- **Exercise brief**
The word "ABPs" may appear in some lines of the data; copy every such line.

─── The data

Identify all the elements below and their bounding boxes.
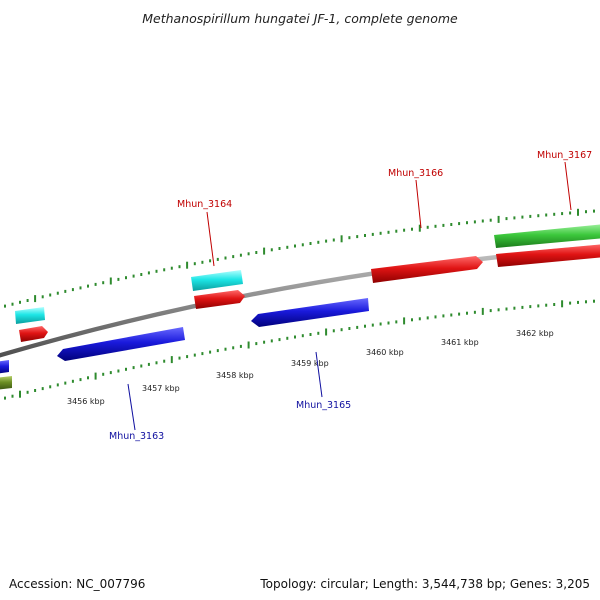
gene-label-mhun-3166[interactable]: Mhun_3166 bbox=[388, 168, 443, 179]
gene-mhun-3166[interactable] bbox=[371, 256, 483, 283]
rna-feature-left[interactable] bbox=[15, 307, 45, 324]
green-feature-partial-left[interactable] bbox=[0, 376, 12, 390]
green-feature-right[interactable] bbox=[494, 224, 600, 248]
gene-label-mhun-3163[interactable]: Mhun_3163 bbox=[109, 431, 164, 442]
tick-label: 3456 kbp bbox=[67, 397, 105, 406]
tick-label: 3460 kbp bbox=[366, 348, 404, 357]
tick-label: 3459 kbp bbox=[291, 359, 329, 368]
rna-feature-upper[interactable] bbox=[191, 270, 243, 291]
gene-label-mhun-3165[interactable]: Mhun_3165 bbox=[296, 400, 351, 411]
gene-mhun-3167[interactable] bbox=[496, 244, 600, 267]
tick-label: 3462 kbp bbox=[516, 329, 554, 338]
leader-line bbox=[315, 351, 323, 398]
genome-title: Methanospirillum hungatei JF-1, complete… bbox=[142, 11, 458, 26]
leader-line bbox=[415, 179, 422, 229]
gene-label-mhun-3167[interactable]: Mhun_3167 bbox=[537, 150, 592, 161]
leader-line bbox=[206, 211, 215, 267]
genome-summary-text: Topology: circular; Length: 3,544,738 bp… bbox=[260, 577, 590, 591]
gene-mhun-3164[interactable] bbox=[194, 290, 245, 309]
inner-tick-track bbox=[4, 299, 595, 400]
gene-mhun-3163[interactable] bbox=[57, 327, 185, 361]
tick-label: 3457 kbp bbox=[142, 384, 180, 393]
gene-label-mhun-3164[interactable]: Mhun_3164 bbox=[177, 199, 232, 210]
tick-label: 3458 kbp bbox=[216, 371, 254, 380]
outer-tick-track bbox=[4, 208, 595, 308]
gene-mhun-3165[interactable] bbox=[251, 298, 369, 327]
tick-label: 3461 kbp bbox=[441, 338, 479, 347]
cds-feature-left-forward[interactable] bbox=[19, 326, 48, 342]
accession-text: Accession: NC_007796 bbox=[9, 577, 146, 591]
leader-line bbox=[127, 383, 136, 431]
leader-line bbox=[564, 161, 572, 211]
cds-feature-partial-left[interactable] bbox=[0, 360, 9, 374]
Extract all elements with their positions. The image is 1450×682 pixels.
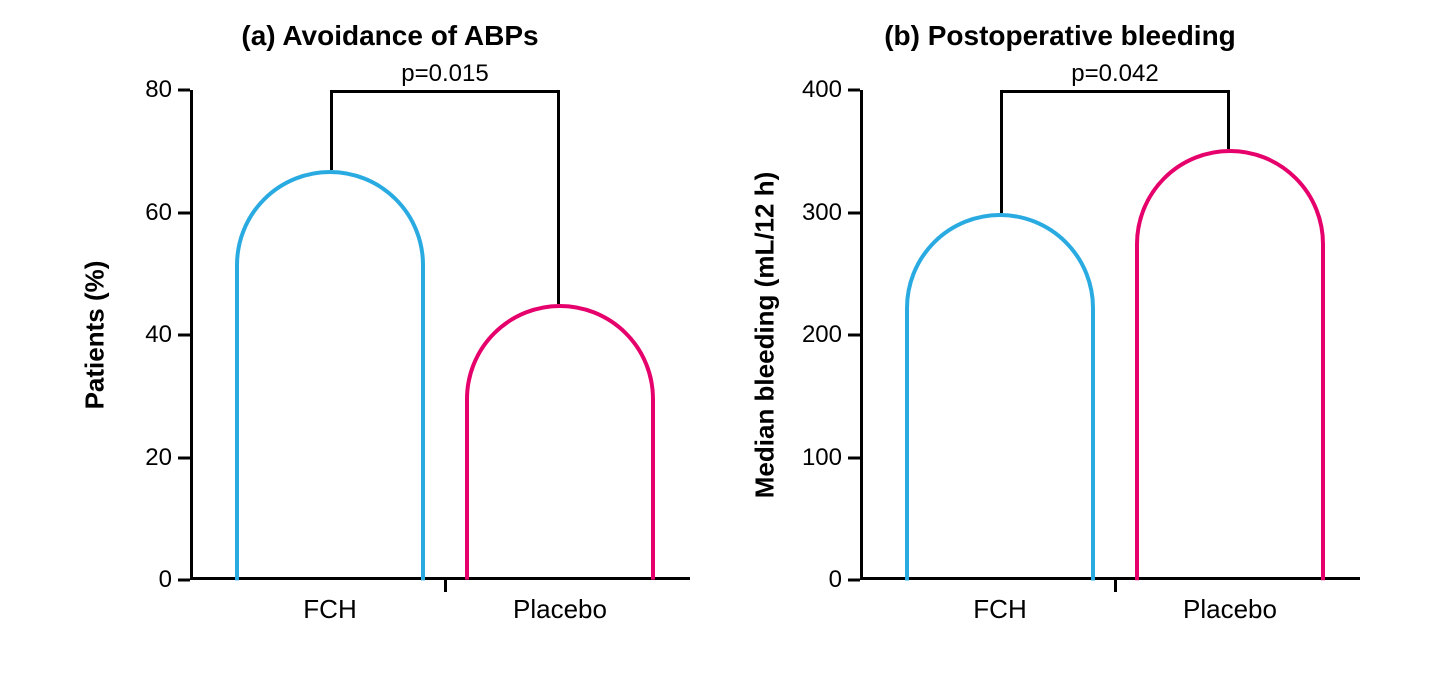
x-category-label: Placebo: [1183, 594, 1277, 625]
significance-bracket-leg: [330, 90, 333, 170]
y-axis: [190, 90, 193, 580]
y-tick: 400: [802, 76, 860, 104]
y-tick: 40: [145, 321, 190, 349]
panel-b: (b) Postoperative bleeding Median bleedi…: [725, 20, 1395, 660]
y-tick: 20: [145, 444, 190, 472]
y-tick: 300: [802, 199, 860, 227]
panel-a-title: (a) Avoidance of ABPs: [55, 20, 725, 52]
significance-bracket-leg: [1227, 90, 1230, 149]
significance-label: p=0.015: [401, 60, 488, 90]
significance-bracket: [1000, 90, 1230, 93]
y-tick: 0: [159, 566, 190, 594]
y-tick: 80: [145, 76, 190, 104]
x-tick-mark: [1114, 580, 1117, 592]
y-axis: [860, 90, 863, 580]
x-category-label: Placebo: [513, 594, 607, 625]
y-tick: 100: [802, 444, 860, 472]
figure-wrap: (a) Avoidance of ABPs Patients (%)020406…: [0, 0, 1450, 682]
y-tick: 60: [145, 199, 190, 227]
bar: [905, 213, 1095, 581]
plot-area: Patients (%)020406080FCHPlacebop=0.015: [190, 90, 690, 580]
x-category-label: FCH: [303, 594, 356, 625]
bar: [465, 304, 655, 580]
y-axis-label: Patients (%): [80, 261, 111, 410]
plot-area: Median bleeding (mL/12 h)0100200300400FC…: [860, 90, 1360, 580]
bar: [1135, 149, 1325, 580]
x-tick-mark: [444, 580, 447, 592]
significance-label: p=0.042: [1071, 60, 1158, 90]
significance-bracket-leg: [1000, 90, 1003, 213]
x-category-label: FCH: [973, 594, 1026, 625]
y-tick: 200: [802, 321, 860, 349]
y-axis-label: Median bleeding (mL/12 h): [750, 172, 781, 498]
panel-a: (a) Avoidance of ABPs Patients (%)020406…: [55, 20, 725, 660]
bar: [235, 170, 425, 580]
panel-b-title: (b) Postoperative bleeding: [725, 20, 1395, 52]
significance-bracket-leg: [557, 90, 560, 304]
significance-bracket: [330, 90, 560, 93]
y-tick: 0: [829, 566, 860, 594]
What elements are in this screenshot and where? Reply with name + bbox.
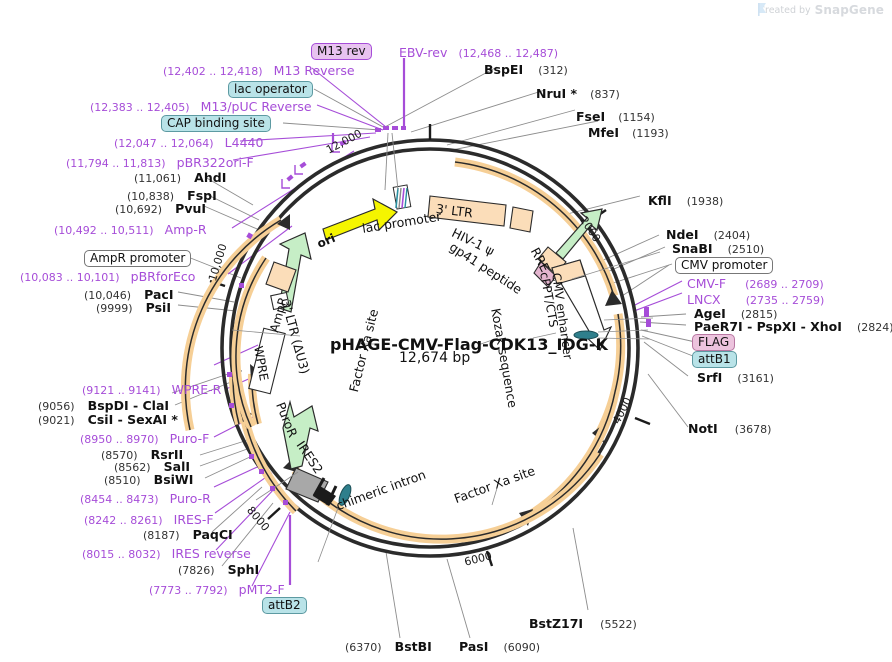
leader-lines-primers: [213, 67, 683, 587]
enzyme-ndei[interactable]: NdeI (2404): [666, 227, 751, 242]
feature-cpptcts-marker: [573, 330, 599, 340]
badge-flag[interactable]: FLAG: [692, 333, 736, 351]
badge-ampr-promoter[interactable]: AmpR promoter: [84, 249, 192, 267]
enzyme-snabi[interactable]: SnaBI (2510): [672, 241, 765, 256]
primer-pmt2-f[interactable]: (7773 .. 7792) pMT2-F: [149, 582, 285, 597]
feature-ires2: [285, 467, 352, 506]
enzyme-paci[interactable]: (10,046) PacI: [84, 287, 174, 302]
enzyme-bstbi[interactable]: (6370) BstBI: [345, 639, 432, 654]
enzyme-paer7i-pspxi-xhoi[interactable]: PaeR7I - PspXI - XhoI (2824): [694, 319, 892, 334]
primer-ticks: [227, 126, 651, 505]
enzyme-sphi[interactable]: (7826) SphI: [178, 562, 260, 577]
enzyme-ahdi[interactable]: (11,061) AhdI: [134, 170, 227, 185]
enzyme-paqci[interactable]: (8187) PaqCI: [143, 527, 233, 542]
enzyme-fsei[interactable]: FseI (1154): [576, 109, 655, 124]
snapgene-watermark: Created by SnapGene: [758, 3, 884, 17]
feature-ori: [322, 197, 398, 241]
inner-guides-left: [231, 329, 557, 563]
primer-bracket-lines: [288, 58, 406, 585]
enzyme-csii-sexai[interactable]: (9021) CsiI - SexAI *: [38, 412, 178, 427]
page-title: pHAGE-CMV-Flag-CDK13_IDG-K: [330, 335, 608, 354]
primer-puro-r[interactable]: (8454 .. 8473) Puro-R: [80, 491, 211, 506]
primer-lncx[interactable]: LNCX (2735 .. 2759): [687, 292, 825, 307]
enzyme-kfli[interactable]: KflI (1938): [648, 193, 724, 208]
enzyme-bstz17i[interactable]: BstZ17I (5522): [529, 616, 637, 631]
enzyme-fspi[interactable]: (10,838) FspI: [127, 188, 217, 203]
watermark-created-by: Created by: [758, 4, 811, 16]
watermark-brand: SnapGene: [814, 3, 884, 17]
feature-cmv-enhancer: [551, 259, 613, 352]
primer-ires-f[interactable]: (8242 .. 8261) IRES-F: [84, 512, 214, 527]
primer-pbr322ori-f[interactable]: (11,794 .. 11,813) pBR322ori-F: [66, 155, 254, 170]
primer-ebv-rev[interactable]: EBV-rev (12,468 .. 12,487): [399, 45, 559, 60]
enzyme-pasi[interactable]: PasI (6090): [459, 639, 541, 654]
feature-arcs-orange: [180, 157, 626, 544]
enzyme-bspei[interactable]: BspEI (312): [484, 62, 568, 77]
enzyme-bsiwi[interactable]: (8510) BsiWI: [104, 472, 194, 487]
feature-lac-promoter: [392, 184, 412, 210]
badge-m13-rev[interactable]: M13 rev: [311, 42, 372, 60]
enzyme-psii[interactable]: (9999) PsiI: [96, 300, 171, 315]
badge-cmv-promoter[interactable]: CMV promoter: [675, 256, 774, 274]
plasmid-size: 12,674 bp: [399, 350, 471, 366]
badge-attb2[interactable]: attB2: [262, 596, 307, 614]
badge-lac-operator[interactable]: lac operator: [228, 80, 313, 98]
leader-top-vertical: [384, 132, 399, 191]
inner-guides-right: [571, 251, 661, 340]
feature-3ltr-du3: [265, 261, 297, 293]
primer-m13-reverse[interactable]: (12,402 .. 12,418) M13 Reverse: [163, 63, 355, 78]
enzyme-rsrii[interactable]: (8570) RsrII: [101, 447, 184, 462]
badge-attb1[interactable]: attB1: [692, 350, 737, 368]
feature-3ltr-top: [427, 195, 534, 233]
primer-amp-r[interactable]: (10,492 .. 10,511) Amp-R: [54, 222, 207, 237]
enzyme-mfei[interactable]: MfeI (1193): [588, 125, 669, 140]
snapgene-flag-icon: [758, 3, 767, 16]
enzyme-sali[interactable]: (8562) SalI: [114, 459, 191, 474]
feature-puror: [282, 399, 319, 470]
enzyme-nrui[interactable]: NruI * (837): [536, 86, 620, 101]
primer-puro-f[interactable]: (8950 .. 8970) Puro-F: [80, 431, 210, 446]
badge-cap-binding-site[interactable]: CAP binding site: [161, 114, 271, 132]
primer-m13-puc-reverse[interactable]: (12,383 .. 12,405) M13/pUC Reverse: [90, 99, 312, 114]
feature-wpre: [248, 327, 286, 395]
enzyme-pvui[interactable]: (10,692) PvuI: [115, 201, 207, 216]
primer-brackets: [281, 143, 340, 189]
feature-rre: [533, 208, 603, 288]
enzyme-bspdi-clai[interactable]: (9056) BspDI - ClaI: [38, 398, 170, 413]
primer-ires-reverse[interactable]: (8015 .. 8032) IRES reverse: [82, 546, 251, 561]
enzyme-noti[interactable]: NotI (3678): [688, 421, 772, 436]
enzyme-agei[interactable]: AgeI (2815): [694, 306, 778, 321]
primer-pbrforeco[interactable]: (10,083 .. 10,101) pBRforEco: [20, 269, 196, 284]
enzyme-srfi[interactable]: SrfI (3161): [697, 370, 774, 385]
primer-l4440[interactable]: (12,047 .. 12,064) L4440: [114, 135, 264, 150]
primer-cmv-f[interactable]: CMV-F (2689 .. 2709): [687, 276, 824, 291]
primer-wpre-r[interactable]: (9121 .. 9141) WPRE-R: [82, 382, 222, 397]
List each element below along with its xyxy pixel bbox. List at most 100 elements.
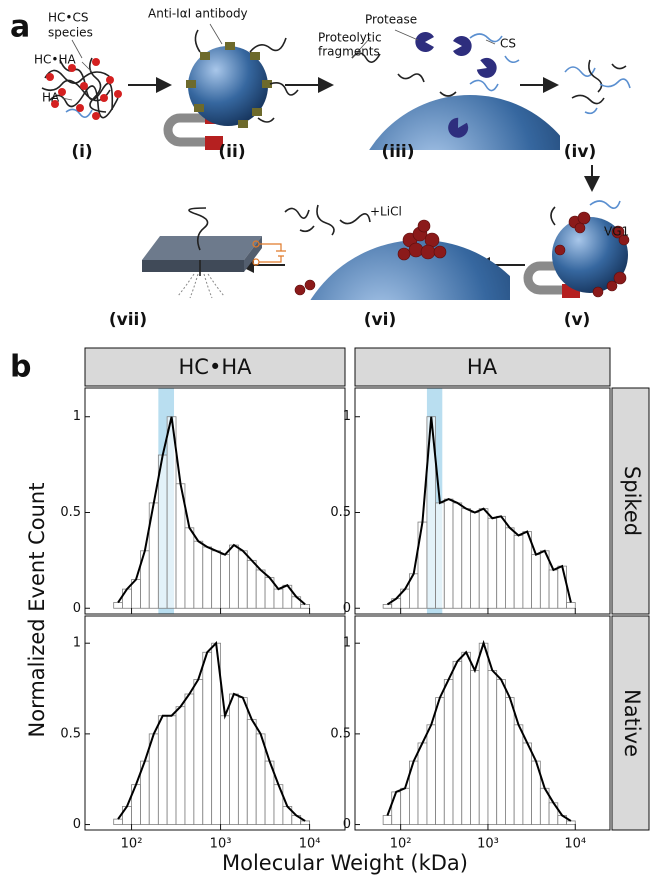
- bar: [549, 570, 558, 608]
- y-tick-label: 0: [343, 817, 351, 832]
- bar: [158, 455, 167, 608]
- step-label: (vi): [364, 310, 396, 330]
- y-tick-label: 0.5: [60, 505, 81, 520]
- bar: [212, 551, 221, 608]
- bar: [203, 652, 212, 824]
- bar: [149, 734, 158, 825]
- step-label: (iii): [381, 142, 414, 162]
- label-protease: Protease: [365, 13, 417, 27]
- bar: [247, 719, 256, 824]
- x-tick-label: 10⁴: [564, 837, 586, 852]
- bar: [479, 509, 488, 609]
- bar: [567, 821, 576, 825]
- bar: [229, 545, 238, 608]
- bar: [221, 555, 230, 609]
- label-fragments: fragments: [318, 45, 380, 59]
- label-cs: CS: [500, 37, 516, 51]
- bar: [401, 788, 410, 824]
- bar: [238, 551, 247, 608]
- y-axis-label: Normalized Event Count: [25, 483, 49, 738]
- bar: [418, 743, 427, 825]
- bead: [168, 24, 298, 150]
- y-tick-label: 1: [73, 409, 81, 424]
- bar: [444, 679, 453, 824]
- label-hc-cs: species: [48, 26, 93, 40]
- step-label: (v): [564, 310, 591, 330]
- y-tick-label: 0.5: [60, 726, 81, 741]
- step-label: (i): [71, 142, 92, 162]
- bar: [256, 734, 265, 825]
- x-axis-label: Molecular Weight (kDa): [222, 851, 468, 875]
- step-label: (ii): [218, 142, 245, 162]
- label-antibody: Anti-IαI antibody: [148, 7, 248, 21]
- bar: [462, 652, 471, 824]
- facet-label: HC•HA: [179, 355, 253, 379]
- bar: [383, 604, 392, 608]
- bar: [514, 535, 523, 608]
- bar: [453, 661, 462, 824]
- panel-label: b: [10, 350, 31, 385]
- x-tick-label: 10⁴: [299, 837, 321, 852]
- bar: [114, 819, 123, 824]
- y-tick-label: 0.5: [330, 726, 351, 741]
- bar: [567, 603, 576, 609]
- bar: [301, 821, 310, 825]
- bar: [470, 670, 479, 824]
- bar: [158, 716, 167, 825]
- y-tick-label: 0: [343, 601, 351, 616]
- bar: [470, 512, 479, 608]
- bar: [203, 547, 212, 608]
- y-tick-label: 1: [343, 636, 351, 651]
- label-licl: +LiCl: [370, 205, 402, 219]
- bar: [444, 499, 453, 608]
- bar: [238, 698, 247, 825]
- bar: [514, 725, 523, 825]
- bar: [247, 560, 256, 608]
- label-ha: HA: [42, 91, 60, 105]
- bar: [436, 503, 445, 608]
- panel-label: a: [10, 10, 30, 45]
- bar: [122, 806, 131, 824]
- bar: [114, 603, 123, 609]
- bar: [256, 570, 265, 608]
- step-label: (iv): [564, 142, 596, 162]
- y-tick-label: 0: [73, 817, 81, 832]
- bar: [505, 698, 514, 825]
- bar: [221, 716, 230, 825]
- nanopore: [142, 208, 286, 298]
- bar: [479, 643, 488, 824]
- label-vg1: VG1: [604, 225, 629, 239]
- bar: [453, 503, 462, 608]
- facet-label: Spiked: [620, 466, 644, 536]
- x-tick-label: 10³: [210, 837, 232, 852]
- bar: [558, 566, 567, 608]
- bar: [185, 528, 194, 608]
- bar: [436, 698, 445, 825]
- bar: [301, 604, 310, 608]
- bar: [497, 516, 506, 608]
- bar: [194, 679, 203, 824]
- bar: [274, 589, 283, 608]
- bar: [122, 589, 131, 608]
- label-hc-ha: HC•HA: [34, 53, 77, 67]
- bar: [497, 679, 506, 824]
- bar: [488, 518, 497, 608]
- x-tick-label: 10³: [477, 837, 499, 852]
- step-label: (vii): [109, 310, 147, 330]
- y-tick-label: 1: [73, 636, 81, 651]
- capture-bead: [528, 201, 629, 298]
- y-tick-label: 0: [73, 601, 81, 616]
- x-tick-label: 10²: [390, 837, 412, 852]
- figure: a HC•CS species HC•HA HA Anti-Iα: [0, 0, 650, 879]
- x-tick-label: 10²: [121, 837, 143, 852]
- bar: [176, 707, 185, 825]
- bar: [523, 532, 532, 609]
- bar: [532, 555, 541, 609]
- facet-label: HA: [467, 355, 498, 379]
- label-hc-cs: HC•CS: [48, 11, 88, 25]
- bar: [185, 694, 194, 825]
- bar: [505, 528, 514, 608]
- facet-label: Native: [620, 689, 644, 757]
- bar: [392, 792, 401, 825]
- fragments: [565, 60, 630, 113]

──────

- **Problem solution**
panel-a-title: (a) Avoidance of ABPs: [55, 20, 725, 52]
figure-wrap: (a) Avoidance of ABPs Patients (%)020406…: [0, 0, 1450, 682]
panel-a: (a) Avoidance of ABPs Patients (%)020406…: [55, 20, 725, 660]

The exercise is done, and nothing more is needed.